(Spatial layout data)
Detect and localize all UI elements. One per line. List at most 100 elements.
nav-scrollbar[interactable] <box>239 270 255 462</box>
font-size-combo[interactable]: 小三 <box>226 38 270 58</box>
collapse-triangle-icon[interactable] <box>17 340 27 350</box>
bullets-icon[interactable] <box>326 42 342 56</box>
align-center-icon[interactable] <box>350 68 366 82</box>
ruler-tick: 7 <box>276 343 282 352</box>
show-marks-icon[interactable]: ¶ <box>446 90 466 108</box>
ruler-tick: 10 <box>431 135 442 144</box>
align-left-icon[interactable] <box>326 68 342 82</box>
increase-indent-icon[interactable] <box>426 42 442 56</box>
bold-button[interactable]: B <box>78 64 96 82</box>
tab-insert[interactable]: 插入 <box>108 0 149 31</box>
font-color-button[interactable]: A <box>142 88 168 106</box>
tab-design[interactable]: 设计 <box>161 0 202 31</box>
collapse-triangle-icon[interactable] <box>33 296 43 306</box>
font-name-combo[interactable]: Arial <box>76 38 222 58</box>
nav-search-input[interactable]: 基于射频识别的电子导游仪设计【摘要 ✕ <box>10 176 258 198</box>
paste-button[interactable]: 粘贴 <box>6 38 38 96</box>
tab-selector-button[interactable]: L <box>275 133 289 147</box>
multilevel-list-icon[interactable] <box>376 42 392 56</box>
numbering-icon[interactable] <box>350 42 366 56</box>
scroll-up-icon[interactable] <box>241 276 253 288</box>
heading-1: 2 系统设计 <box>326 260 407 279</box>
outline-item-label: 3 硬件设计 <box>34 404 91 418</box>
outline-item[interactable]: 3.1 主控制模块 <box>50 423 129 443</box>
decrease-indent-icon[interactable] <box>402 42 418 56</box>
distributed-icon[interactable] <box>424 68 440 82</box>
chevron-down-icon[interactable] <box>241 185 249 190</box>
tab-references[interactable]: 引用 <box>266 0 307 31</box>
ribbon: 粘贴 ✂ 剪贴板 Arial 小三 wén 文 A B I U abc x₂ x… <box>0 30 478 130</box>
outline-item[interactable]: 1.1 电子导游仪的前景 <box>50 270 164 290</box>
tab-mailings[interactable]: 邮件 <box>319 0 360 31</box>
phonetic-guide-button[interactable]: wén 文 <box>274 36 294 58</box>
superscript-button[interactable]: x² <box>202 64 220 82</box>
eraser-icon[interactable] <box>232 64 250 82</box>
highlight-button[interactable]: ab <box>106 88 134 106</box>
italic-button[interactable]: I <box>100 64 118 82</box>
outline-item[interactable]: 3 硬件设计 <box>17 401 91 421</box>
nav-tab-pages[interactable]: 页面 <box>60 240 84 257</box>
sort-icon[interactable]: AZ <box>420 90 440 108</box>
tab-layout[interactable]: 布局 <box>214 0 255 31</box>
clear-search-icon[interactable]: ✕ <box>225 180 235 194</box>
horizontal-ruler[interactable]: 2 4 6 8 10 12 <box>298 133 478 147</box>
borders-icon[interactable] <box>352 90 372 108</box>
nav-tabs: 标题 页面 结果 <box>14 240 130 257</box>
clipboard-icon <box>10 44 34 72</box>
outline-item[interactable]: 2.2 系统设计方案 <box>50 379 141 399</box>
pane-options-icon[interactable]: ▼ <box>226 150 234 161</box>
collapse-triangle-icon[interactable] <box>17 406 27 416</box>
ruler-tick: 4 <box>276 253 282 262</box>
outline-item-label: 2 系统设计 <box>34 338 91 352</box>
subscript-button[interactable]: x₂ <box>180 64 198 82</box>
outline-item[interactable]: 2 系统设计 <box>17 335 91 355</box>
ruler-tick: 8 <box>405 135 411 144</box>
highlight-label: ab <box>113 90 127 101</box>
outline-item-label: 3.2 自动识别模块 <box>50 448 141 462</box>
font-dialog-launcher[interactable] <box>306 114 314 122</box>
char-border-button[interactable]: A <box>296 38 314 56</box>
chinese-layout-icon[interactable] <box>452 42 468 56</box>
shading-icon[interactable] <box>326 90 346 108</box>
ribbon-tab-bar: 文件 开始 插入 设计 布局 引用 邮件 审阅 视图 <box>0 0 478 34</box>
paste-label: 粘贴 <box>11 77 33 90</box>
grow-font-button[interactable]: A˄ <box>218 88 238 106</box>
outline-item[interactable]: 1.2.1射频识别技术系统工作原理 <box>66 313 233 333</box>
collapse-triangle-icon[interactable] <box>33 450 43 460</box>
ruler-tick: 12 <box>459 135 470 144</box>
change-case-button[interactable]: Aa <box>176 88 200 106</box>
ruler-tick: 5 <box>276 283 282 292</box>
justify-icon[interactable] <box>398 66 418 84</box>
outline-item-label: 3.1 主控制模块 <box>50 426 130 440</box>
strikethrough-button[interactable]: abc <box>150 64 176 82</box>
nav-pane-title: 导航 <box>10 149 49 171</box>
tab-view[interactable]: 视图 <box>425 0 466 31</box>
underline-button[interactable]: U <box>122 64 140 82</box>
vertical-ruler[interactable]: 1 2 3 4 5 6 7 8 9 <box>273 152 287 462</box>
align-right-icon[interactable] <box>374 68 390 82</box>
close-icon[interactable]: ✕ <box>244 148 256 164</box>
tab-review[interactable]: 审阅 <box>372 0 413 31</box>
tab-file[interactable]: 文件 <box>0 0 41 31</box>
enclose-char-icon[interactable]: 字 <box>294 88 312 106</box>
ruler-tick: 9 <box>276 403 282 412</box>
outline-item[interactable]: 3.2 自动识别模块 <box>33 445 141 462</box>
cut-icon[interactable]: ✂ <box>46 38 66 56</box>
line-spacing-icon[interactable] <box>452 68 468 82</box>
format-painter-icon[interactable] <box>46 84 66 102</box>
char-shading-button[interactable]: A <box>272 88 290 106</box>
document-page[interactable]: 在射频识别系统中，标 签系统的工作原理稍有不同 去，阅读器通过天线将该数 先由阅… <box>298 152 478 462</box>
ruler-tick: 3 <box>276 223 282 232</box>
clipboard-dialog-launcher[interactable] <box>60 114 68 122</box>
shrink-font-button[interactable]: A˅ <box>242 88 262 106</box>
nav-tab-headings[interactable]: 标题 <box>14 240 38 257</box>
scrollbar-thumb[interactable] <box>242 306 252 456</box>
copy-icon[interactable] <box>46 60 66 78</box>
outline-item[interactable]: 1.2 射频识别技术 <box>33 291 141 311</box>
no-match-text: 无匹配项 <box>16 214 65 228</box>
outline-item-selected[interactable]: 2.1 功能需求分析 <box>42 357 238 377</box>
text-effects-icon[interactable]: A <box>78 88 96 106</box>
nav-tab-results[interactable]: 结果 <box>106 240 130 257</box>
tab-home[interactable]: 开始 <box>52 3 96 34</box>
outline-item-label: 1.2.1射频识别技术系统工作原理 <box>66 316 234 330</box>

_STATED TASK:_ Reproduce every line of the entries above verbatim, changing nothing.

_RESULT BELOW:_
Detect and localize all UI elements. One per line. List at most 100 elements.
nav-scrollbar[interactable] <box>239 270 255 462</box>
font-size-combo[interactable]: 小三 <box>226 38 270 58</box>
collapse-triangle-icon[interactable] <box>17 340 27 350</box>
bullets-icon[interactable] <box>326 42 342 56</box>
align-center-icon[interactable] <box>350 68 366 82</box>
ruler-tick: 7 <box>276 343 282 352</box>
show-marks-icon[interactable]: ¶ <box>446 90 466 108</box>
ruler-tick: 10 <box>431 135 442 144</box>
align-left-icon[interactable] <box>326 68 342 82</box>
increase-indent-icon[interactable] <box>426 42 442 56</box>
bold-button[interactable]: B <box>78 64 96 82</box>
tab-insert[interactable]: 插入 <box>108 0 149 31</box>
font-color-button[interactable]: A <box>142 88 168 106</box>
tab-design[interactable]: 设计 <box>161 0 202 31</box>
collapse-triangle-icon[interactable] <box>33 296 43 306</box>
font-name-combo[interactable]: Arial <box>76 38 222 58</box>
nav-search-input[interactable]: 基于射频识别的电子导游仪设计【摘要 ✕ <box>10 176 258 198</box>
paste-button[interactable]: 粘贴 <box>6 38 38 96</box>
tab-selector-button[interactable]: L <box>275 133 289 147</box>
multilevel-list-icon[interactable] <box>376 42 392 56</box>
numbering-icon[interactable] <box>350 42 366 56</box>
scroll-up-icon[interactable] <box>241 276 253 288</box>
heading-1: 2 系统设计 <box>326 260 407 279</box>
outline-item-label: 3 硬件设计 <box>34 404 91 418</box>
outline-item[interactable]: 3.1 主控制模块 <box>50 423 129 443</box>
decrease-indent-icon[interactable] <box>402 42 418 56</box>
distributed-icon[interactable] <box>424 68 440 82</box>
chevron-down-icon[interactable] <box>241 185 249 190</box>
tab-references[interactable]: 引用 <box>266 0 307 31</box>
ribbon: 粘贴 ✂ 剪贴板 Arial 小三 wén 文 A B I U abc x₂ x… <box>0 30 478 130</box>
outline-item[interactable]: 1.1 电子导游仪的前景 <box>50 270 164 290</box>
tab-mailings[interactable]: 邮件 <box>319 0 360 31</box>
phonetic-guide-button[interactable]: wén 文 <box>274 36 294 58</box>
superscript-button[interactable]: x² <box>202 64 220 82</box>
eraser-icon[interactable] <box>232 64 250 82</box>
highlight-button[interactable]: ab <box>106 88 134 106</box>
italic-button[interactable]: I <box>100 64 118 82</box>
outline-item[interactable]: 3 硬件设计 <box>17 401 91 421</box>
nav-tab-pages[interactable]: 页面 <box>60 240 84 257</box>
sort-icon[interactable]: AZ <box>420 90 440 108</box>
tab-layout[interactable]: 布局 <box>214 0 255 31</box>
clear-search-icon[interactable]: ✕ <box>225 180 235 194</box>
horizontal-ruler[interactable]: 2 4 6 8 10 12 <box>298 133 478 147</box>
borders-icon[interactable] <box>352 90 372 108</box>
nav-tabs: 标题 页面 结果 <box>14 240 130 257</box>
clipboard-icon <box>10 44 34 72</box>
outline-item[interactable]: 2.2 系统设计方案 <box>50 379 141 399</box>
pane-options-icon[interactable]: ▼ <box>226 150 234 161</box>
collapse-triangle-icon[interactable] <box>17 406 27 416</box>
ruler-tick: 4 <box>276 253 282 262</box>
outline-item-label: 2 系统设计 <box>34 338 91 352</box>
subscript-button[interactable]: x₂ <box>180 64 198 82</box>
outline-item[interactable]: 2 系统设计 <box>17 335 91 355</box>
ruler-tick: 8 <box>405 135 411 144</box>
highlight-label: ab <box>113 90 127 101</box>
outline-item-label: 3.2 自动识别模块 <box>50 448 141 462</box>
font-dialog-launcher[interactable] <box>306 114 314 122</box>
char-border-button[interactable]: A <box>296 38 314 56</box>
chinese-layout-icon[interactable] <box>452 42 468 56</box>
shading-icon[interactable] <box>326 90 346 108</box>
ribbon-tab-bar: 文件 开始 插入 设计 布局 引用 邮件 审阅 视图 <box>0 0 478 34</box>
paste-label: 粘贴 <box>11 77 33 90</box>
grow-font-button[interactable]: A˄ <box>218 88 238 106</box>
outline-item[interactable]: 1.2.1射频识别技术系统工作原理 <box>66 313 233 333</box>
collapse-triangle-icon[interactable] <box>33 450 43 460</box>
ruler-tick: 12 <box>459 135 470 144</box>
change-case-button[interactable]: Aa <box>176 88 200 106</box>
ruler-tick: 5 <box>276 283 282 292</box>
justify-icon[interactable] <box>398 66 418 84</box>
outline-item-label: 3.1 主控制模块 <box>50 426 130 440</box>
strikethrough-button[interactable]: abc <box>150 64 176 82</box>
nav-pane-title: 导航 <box>10 149 49 171</box>
tab-view[interactable]: 视图 <box>425 0 466 31</box>
underline-button[interactable]: U <box>122 64 140 82</box>
vertical-ruler[interactable]: 1 2 3 4 5 6 7 8 9 <box>273 152 287 462</box>
align-right-icon[interactable] <box>374 68 390 82</box>
close-icon[interactable]: ✕ <box>244 148 256 164</box>
tab-review[interactable]: 审阅 <box>372 0 413 31</box>
tab-file[interactable]: 文件 <box>0 0 41 31</box>
enclose-char-icon[interactable]: 字 <box>294 88 312 106</box>
ruler-tick: 9 <box>276 403 282 412</box>
outline-item[interactable]: 3.2 自动识别模块 <box>33 445 141 462</box>
cut-icon[interactable]: ✂ <box>46 38 66 56</box>
line-spacing-icon[interactable] <box>452 68 468 82</box>
format-painter-icon[interactable] <box>46 84 66 102</box>
char-shading-button[interactable]: A <box>272 88 290 106</box>
document-page[interactable]: 在射频识别系统中，标 签系统的工作原理稍有不同 去，阅读器通过天线将该数 先由阅… <box>298 152 478 462</box>
ruler-tick: 3 <box>276 223 282 232</box>
clipboard-dialog-launcher[interactable] <box>60 114 68 122</box>
shrink-font-button[interactable]: A˅ <box>242 88 262 106</box>
nav-tab-headings[interactable]: 标题 <box>14 240 38 257</box>
scrollbar-thumb[interactable] <box>242 306 252 456</box>
copy-icon[interactable] <box>46 60 66 78</box>
outline-item[interactable]: 1.2 射频识别技术 <box>33 291 141 311</box>
no-match-text: 无匹配项 <box>16 214 65 228</box>
outline-item-selected[interactable]: 2.1 功能需求分析 <box>42 357 238 377</box>
text-effects-icon[interactable]: A <box>78 88 96 106</box>
nav-tab-results[interactable]: 结果 <box>106 240 130 257</box>
tab-home[interactable]: 开始 <box>52 3 96 34</box>
outline-item-label: 1.2.1射频识别技术系统工作原理 <box>66 316 234 330</box>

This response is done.